### TASK TO COMPLETE
Gather all lines containing the string "about" and copy them out.

### DATA FOR PROCESSING
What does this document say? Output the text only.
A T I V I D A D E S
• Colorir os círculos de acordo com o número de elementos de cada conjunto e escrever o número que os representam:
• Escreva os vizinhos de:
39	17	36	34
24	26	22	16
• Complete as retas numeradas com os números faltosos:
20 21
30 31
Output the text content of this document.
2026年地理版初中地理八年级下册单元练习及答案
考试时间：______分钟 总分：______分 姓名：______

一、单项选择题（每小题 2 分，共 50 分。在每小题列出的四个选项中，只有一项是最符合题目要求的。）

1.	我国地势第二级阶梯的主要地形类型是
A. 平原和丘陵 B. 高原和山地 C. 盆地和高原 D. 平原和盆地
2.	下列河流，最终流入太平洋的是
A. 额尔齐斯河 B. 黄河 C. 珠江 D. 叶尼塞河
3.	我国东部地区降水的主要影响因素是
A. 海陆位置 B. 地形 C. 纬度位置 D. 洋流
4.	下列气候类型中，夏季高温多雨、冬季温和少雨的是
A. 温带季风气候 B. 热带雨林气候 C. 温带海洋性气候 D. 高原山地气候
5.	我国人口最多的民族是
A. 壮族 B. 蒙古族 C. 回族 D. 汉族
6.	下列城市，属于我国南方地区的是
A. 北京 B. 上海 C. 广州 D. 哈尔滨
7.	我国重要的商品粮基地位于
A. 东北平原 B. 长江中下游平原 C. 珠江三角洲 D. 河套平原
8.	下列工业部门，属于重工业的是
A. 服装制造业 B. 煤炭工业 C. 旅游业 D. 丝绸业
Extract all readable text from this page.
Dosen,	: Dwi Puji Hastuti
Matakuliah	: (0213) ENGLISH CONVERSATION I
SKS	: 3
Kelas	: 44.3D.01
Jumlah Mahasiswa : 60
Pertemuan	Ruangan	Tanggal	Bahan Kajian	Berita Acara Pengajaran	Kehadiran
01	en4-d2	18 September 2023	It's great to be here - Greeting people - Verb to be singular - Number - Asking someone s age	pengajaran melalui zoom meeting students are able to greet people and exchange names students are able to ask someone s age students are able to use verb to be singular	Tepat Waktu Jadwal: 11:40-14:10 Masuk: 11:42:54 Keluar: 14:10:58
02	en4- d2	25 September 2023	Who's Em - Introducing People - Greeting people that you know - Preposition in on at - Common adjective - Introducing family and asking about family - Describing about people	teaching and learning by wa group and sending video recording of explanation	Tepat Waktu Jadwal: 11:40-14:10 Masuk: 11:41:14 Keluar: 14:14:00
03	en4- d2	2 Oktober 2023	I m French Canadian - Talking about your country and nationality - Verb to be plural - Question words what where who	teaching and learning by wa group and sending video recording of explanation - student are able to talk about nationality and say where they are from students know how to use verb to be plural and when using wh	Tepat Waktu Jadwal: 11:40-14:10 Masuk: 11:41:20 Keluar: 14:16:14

### SOLUTION TO THIS TASK
02	en4- d2	25 September 2023	Who's Em - Introducing People - Greeting people that you know - Preposition in on at - Common adjective - Introducing family and asking about family - Describing about people	teaching and learning by wa group and sending video recording of explanation	Tepat Waktu Jadwal: 11:40-14:10 Masuk: 11:41:14 Keluar: 14:14:00
03	en4- d2	2 Oktober 2023	I m French Canadian - Talking about your country and nationality - Verb to be plural - Question words what where who	teaching and learning by wa group and sending video recording of explanation - student are able to talk about nationality and say where they are from students know how to use verb to be plural and when using wh	Tepat Waktu Jadwal: 11:40-14:10 Masuk: 11:41:20 Keluar: 14:16:14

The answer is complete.